#### What is expected:
Return all lines with the word "深沉而又粗犷" in them.

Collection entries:
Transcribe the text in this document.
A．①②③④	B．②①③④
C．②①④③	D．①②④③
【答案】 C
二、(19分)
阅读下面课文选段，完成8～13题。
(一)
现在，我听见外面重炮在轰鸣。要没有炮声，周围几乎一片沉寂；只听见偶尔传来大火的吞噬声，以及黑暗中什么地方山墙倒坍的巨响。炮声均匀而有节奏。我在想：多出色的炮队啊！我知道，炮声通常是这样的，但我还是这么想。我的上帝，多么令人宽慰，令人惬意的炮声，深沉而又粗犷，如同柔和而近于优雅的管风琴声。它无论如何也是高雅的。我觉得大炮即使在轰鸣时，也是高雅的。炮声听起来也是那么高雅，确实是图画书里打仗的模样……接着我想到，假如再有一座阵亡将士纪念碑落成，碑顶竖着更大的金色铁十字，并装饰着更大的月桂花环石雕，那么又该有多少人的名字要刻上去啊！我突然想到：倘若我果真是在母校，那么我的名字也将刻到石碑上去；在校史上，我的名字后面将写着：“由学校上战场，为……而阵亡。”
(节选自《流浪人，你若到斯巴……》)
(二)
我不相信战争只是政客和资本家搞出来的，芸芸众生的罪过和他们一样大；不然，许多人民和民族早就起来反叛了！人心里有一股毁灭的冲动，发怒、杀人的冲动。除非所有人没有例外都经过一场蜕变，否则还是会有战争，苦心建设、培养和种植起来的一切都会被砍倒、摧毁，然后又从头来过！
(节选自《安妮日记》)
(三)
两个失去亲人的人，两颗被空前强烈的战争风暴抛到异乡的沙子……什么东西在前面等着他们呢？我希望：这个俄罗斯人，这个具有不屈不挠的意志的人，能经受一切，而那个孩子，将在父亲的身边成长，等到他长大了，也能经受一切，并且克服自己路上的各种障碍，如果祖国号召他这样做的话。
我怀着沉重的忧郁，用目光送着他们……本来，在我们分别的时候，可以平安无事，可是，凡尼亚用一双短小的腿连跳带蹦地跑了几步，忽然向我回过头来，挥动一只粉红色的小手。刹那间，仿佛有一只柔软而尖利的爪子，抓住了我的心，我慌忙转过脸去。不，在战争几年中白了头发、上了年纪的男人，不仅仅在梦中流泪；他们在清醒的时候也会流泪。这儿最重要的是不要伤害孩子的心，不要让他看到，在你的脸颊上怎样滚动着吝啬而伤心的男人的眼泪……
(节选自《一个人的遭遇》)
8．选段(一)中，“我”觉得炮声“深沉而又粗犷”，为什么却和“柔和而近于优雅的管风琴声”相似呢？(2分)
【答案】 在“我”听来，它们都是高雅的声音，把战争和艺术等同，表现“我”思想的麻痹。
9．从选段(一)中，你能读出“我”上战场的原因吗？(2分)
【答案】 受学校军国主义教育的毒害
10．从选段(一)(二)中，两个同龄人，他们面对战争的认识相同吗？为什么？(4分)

#### Exercise solution:
现在，我听见外面重炮在轰鸣。要没有炮声，周围几乎一片沉寂；只听见偶尔传来大火的吞噬声，以及黑暗中什么地方山墙倒坍的巨响。炮声均匀而有节奏。我在想：多出色的炮队啊！我知道，炮声通常是这样的，但我还是这么想。我的上帝，多么令人宽慰，令人惬意的炮声，深沉而又粗犷，如同柔和而近于优雅的管风琴声。它无论如何也是高雅的。我觉得大炮即使在轰鸣时，也是高雅的。炮声听起来也是那么高雅，确实是图画书里打仗的模样……接着我想到，假如再有一座阵亡将士纪念碑落成，碑顶竖着更大的金色铁十字，并装饰着更大的月桂花环石雕，那么又该有多少人的名字要刻上去啊！我突然想到：倘若我果真是在母校，那么我的名字也将刻到石碑上去；在校史上，我的名字后面将写着：“由学校上战场，为……而阵亡。”
8．选段(一)中，“我”觉得炮声“深沉而又粗犷”，为什么却和“柔和而近于优雅的管风琴声”相似呢？(2分)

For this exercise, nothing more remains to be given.